(Source data)
____________

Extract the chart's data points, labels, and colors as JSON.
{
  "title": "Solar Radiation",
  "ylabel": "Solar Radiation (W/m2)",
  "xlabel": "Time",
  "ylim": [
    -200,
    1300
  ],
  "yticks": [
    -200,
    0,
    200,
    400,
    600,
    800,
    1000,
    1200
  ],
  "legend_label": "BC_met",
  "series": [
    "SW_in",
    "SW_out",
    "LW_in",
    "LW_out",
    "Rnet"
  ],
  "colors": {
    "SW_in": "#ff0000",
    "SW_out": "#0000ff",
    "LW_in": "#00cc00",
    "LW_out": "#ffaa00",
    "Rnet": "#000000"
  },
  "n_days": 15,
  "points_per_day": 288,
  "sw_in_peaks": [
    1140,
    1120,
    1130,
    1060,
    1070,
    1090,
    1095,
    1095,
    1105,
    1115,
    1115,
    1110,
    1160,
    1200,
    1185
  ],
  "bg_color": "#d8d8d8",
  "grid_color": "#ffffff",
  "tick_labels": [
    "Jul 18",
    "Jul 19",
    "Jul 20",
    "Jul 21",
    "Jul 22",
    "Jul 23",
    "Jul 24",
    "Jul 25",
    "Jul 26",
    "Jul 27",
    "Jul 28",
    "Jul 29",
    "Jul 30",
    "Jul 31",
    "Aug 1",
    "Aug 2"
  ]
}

____________

** STATED GOAL **
Go through the material above and copy each line that has the word "Solar".

** EXERCISE RESPONSE **
  "title": "Solar Radiation",
  "ylabel": "Solar Radiation (W/m2)",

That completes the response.